◆ Materials provided

________

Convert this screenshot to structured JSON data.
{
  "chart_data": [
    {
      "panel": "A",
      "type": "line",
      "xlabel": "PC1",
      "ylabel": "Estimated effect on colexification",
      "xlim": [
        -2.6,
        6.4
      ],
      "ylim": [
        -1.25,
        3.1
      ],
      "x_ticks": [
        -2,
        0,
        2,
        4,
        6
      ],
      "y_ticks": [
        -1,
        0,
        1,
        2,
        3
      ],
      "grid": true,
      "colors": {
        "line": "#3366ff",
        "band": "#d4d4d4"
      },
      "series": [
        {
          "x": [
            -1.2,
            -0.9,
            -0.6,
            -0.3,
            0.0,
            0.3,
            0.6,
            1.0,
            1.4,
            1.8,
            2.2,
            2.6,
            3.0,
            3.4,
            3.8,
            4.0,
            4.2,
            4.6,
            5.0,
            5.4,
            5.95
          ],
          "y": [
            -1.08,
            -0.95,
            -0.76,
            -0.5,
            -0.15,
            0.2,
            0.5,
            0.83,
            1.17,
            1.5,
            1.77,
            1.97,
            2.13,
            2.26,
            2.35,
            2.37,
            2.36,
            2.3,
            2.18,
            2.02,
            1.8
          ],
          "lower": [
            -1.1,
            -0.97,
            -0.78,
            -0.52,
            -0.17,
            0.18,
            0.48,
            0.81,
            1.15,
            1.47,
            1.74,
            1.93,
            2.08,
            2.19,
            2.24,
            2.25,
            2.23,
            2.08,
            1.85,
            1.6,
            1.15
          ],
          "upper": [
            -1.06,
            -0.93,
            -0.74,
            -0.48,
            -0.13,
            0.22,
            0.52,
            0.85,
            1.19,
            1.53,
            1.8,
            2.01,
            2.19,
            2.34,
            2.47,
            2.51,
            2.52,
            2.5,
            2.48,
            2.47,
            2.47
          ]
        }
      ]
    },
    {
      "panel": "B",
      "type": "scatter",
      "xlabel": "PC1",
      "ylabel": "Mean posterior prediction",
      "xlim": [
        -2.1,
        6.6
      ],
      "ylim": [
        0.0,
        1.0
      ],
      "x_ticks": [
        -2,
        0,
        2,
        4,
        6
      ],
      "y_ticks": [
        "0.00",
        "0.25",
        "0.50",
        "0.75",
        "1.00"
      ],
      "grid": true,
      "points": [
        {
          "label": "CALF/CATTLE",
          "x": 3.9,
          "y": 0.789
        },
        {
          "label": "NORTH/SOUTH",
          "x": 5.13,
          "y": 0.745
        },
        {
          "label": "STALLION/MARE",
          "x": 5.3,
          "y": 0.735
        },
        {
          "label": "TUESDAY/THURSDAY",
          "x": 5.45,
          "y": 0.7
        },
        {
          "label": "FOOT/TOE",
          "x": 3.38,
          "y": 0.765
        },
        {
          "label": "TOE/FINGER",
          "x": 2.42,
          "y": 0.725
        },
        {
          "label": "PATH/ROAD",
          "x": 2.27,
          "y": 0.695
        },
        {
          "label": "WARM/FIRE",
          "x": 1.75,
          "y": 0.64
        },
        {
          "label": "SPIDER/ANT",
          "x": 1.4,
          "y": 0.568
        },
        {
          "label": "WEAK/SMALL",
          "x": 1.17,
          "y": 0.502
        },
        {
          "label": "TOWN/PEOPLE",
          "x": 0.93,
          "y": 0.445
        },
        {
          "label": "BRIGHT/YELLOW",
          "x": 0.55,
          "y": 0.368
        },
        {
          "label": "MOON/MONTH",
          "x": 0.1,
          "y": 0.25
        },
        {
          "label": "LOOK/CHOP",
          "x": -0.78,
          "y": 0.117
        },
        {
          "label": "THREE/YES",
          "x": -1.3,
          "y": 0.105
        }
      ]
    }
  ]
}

________

◆ Required work
Retype the material in full. Each word must match.

◆ Finished task
Convert this screenshot to structured JSON data.
{
  "chart_data": [
    {
      "panel": "A",
      "type": "line",
      "xlabel": "PC1",
      "ylabel": "Estimated effect on colexification",
      "xlim": [
        -2.6,
        6.4
      ],
      "ylim": [
        -1.25,
        3.1
      ],
      "x_ticks": [
        -2,
        0,
        2,
        4,
        6
      ],
      "y_ticks": [
        -1,
        0,
        1,
        2,
        3
      ],
      "grid": true,
      "colors": {
        "line": "#3366ff",
        "band": "#d4d4d4"
      },
      "series": [
        {
          "x": [
            -1.2,
            -0.9,
            -0.6,
            -0.3,
            0.0,
            0.3,
            0.6,
            1.0,
            1.4,
            1.8,
            2.2,
            2.6,
            3.0,
            3.4,
            3.8,
            4.0,
            4.2,
            4.6,
            5.0,
            5.4,
            5.95
          ],
          "y": [
            -1.08,
            -0.95,
            -0.76,
            -0.5,
            -0.15,
            0.2,
            0.5,
            0.83,
            1.17,
            1.5,
            1.77,
            1.97,
            2.13,
            2.26,
            2.35,
            2.37,
            2.36,
            2.3,
            2.18,
            2.02,
            1.8
          ],
          "lower": [
            -1.1,
            -0.97,
            -0.78,
            -0.52,
            -0.17,
            0.18,
            0.48,
            0.81,
            1.15,
            1.47,
            1.74,
            1.93,
            2.08,
            2.19,
            2.24,
            2.25,
            2.23,
            2.08,
            1.85,
            1.6,
            1.15
          ],
          "upper": [
            -1.06,
            -0.93,
            -0.74,
            -0.48,
            -0.13,
            0.22,
            0.52,
            0.85,
            1.19,
            1.53,
            1.8,
            2.01,
            2.19,
            2.34,
            2.47,
            2.51,
            2.52,
            2.5,
            2.48,
            2.47,
            2.47
          ]
        }
      ]
    },
    {
      "panel": "B",
      "type": "scatter",
      "xlabel": "PC1",
      "ylabel": "Mean posterior prediction",
      "xlim": [
        -2.1,
        6.6
      ],
      "ylim": [
        0.0,
        1.0
      ],
      "x_ticks": [
        -2,
        0,
        2,
        4,
        6
      ],
      "y_ticks": [
        "0.00",
        "0.25",
        "0.50",
        "0.75",
        "1.00"
      ],
      "grid": true,
      "points": [
        {
          "label": "CALF/CATTLE",
          "x": 3.9,
          "y": 0.789
        },
        {
          "label": "NORTH/SOUTH",
          "x": 5.13,
          "y": 0.745
        },
        {
          "label": "STALLION/MARE",
          "x": 5.3,
          "y": 0.735
        },
        {
          "label": "TUESDAY/THURSDAY",
          "x": 5.45,
          "y": 0.7
        },
        {
          "label": "FOOT/TOE",
          "x": 3.38,
          "y": 0.765
        },
        {
          "label": "TOE/FINGER",
          "x": 2.42,
          "y": 0.725
        },
        {
          "label": "PATH/ROAD",
          "x": 2.27,
          "y": 0.695
        },
        {
          "label": "WARM/FIRE",
          "x": 1.75,
          "y": 0.64
        },
        {
          "label": "SPIDER/ANT",
          "x": 1.4,
          "y": 0.568
        },
        {
          "label": "WEAK/SMALL",
          "x": 1.17,
          "y": 0.502
        },
        {
          "label": "TOWN/PEOPLE",
          "x": 0.93,
          "y": 0.445
        },
        {
          "label": "BRIGHT/YELLOW",
          "x": 0.55,
          "y": 0.368
        },
        {
          "label": "MOON/MONTH",
          "x": 0.1,
          "y": 0.25
        },
        {
          "label": "LOOK/CHOP",
          "x": -0.78,
          "y": 0.117
        },
        {
          "label": "THREE/YES",
          "x": -1.3,
          "y": 0.105
        }
      ]
    }
  ]
}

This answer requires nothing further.